◆ EXERCISE BRIEF:
Below is a block of records; repeat each one exactly.

◆ TASK MATERIAL:
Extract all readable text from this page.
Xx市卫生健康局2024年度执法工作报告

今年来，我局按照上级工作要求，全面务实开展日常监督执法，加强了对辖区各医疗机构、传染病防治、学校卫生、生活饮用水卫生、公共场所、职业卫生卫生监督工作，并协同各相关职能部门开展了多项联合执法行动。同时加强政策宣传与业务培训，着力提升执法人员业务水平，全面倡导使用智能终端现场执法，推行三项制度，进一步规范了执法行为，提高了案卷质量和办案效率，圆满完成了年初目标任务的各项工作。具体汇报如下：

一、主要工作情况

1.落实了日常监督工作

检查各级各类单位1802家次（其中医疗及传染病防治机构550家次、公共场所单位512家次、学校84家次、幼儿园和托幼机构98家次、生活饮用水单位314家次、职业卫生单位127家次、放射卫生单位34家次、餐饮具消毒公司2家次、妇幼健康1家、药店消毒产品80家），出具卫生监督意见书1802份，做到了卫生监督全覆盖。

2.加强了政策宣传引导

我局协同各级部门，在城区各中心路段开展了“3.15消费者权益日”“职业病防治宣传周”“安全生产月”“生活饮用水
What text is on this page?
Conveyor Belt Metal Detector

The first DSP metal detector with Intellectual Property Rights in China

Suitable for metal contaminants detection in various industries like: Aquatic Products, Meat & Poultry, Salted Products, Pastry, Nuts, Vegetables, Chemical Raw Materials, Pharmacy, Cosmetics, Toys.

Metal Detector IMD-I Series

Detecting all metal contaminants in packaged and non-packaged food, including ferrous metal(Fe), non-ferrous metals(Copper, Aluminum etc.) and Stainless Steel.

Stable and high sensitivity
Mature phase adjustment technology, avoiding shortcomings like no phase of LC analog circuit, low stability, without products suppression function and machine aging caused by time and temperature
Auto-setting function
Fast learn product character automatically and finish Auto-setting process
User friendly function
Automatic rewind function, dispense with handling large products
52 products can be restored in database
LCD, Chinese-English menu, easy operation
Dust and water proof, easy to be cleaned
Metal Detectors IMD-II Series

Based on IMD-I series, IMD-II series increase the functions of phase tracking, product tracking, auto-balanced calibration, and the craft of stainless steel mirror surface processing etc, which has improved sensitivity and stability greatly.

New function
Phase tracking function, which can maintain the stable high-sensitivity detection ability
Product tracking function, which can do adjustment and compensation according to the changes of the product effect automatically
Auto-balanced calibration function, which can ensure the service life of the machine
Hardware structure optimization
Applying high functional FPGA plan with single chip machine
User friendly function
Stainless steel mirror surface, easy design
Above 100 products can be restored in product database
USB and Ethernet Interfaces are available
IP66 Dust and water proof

◆ EXPECTED ANSWER:
Extract all readable text from this page.
Xx市卫生健康局2024年度执法工作报告

今年来，我局按照上级工作要求，全面务实开展日常监督执法，加强了对辖区各医疗机构、传染病防治、学校卫生、生活饮用水卫生、公共场所、职业卫生卫生监督工作，并协同各相关职能部门开展了多项联合执法行动。同时加强政策宣传与业务培训，着力提升执法人员业务水平，全面倡导使用智能终端现场执法，推行三项制度，进一步规范了执法行为，提高了案卷质量和办案效率，圆满完成了年初目标任务的各项工作。具体汇报如下：

一、主要工作情况

1.落实了日常监督工作

检查各级各类单位1802家次（其中医疗及传染病防治机构550家次、公共场所单位512家次、学校84家次、幼儿园和托幼机构98家次、生活饮用水单位314家次、职业卫生单位127家次、放射卫生单位34家次、餐饮具消毒公司2家次、妇幼健康1家、药店消毒产品80家），出具卫生监督意见书1802份，做到了卫生监督全覆盖。

2.加强了政策宣传引导

我局协同各级部门，在城区各中心路段开展了“3.15消费者权益日”“职业病防治宣传周”“安全生产月”“生活饮用水
What text is on this page?
Conveyor Belt Metal Detector

The first DSP metal detector with Intellectual Property Rights in China

Suitable for metal contaminants detection in various industries like: Aquatic Products, Meat & Poultry, Salted Products, Pastry, Nuts, Vegetables, Chemical Raw Materials, Pharmacy, Cosmetics, Toys.

Metal Detector IMD-I Series

Detecting all metal contaminants in packaged and non-packaged food, including ferrous metal(Fe), non-ferrous metals(Copper, Aluminum etc.) and Stainless Steel.

Stable and high sensitivity
Mature phase adjustment technology, avoiding shortcomings like no phase of LC analog circuit, low stability, without products suppression function and machine aging caused by time and temperature
Auto-setting function
Fast learn product character automatically and finish Auto-setting process
User friendly function
Automatic rewind function, dispense with handling large products
52 products can be restored in database
LCD, Chinese-English menu, easy operation
Dust and water proof, easy to be cleaned
Metal Detectors IMD-II Series

Based on IMD-I series, IMD-II series increase the functions of phase tracking, product tracking, auto-balanced calibration, and the craft of stainless steel mirror surface processing etc, which has improved sensitivity and stability greatly.

New function
Phase tracking function, which can maintain the stable high-sensitivity detection ability
Product tracking function, which can do adjustment and compensation according to the changes of the product effect automatically
Auto-balanced calibration function, which can ensure the service life of the machine
Hardware structure optimization
Applying high functional FPGA plan with single chip machine
User friendly function
Stainless steel mirror surface, easy design
Above 100 products can be restored in product database
USB and Ethernet Interfaces are available
IP66 Dust and water proof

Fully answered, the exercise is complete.